--- Records ---

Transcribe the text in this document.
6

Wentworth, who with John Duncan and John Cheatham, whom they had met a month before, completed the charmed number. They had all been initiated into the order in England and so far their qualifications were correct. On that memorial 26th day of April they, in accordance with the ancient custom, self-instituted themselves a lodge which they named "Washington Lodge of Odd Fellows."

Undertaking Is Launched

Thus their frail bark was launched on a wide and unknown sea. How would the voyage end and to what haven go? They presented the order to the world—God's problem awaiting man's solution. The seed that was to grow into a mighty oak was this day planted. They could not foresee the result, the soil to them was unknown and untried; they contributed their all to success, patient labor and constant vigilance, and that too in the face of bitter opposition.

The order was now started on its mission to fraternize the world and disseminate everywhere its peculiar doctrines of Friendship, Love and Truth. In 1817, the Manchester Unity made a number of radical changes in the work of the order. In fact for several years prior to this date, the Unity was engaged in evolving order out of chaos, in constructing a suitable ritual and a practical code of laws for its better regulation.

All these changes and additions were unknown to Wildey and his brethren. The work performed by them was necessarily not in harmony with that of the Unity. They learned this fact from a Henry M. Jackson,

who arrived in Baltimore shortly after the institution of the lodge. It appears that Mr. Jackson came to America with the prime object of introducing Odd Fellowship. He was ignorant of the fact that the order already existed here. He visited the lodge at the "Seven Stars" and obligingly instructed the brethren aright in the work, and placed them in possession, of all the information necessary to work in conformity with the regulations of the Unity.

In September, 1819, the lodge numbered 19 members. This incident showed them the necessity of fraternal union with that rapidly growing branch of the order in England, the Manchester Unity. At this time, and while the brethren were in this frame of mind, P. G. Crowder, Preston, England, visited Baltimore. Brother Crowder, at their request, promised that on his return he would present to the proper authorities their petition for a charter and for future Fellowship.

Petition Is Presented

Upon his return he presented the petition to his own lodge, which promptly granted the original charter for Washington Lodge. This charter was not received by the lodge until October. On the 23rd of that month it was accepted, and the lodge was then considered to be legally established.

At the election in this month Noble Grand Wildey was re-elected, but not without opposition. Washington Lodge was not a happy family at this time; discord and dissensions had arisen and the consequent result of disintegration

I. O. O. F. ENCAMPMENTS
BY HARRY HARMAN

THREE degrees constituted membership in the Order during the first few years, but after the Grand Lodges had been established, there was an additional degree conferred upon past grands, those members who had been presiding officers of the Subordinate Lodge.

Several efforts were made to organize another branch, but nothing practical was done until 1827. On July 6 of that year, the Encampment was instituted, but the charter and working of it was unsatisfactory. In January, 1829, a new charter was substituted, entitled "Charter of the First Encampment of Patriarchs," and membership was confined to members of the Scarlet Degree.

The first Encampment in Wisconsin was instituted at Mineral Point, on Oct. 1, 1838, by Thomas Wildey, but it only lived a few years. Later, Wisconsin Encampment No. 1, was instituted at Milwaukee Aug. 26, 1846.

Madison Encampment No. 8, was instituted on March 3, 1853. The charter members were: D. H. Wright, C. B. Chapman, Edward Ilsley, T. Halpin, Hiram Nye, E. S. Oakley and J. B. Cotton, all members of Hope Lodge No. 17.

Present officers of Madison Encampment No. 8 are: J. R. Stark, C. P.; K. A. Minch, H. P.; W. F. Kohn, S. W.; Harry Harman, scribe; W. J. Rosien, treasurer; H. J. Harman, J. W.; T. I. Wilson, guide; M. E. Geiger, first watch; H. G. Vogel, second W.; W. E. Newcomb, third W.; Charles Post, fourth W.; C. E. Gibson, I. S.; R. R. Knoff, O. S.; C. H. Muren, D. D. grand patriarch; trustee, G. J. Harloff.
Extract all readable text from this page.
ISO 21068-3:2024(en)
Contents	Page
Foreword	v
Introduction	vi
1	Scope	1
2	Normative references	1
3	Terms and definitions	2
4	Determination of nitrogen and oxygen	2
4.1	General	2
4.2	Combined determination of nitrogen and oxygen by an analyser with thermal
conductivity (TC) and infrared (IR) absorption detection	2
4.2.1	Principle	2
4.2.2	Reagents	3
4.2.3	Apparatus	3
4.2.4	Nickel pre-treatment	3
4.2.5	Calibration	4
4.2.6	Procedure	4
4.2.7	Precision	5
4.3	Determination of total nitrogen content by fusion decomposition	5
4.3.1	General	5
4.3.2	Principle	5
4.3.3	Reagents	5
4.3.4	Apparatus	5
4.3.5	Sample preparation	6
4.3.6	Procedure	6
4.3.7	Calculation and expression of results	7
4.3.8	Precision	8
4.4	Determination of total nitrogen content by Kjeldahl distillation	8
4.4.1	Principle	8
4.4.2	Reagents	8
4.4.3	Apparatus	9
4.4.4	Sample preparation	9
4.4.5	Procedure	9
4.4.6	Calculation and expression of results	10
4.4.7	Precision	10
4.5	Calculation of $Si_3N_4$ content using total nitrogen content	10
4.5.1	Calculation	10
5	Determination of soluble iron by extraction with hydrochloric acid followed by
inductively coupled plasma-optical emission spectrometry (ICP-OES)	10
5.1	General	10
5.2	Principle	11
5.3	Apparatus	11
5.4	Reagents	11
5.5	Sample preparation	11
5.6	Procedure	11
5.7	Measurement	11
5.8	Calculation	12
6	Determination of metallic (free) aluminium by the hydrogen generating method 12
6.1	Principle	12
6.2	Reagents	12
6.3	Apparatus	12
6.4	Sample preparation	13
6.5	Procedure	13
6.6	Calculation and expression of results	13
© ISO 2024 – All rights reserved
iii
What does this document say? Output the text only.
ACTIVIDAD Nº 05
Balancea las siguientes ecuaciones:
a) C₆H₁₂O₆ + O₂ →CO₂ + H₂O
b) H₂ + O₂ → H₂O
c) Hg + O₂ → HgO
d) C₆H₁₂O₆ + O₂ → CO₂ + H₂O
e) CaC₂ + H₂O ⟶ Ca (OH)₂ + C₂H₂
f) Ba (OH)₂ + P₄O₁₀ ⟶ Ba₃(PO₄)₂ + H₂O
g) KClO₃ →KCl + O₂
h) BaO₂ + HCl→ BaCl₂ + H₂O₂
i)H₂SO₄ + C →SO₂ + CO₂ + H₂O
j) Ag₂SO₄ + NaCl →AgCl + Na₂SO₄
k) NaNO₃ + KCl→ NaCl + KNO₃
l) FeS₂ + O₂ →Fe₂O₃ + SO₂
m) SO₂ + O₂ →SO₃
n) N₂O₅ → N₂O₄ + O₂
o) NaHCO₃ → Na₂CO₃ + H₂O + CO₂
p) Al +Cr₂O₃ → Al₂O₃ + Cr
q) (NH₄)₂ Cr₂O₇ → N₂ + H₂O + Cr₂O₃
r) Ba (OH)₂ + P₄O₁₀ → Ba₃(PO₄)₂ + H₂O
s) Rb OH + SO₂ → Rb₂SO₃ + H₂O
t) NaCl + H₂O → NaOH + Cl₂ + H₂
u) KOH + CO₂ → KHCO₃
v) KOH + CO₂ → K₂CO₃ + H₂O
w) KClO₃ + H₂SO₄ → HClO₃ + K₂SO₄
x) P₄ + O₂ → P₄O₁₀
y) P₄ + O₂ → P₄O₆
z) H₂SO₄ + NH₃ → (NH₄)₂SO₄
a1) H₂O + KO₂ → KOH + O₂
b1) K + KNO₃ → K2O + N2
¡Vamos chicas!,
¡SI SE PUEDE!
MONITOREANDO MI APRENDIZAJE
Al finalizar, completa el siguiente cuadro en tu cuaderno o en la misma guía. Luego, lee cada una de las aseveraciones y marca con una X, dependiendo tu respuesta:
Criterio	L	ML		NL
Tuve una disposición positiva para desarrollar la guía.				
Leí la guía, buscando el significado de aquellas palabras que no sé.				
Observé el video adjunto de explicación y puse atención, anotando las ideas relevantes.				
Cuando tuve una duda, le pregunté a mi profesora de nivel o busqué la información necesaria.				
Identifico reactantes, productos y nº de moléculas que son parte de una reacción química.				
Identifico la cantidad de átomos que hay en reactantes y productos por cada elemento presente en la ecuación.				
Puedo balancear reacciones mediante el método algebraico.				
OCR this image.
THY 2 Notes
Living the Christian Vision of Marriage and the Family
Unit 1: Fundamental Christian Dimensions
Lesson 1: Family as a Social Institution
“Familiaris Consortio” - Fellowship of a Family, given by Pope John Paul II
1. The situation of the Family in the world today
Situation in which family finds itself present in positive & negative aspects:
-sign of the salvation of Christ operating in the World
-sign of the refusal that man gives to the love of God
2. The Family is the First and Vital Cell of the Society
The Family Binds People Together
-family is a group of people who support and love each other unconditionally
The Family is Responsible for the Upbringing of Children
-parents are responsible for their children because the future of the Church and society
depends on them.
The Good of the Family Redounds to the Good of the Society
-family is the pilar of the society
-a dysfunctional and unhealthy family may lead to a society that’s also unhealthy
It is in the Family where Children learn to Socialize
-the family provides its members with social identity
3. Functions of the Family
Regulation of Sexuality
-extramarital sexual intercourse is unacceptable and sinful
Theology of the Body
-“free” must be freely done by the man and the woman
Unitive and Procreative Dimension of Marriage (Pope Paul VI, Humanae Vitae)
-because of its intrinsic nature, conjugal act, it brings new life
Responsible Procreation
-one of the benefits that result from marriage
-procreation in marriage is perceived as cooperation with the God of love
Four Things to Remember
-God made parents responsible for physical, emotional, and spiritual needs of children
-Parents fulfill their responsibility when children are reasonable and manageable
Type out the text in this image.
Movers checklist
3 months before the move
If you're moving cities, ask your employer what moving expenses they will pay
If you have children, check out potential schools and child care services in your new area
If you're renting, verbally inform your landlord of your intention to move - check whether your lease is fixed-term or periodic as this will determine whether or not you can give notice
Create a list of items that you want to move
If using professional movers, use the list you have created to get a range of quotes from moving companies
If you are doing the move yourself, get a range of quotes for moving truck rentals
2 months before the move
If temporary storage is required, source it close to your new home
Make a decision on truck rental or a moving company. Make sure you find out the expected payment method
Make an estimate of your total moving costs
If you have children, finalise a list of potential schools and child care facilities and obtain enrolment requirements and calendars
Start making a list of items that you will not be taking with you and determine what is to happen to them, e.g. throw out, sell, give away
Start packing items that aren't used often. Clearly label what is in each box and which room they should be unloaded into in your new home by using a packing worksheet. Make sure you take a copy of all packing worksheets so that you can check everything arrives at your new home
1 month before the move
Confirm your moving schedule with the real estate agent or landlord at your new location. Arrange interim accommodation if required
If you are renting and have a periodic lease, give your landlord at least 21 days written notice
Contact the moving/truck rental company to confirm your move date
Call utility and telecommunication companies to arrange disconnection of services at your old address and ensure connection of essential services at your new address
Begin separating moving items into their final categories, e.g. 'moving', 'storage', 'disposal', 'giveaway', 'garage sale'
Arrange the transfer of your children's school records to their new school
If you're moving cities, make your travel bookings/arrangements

---

◆ Do this
Show every line of the records above that contains the word "using".

◆ Complete answer
4.5	Calculation of $Si_3N_4$ content using total nitrogen content	10
If using professional movers, use the list you have created to get a range of quotes from moving companies
Start packing items that aren't used often. Clearly label what is in each box and which room they should be unloaded into in your new home by using a packing worksheet. Make sure you take a copy of all packing worksheets so that you can check everything arrives at your new home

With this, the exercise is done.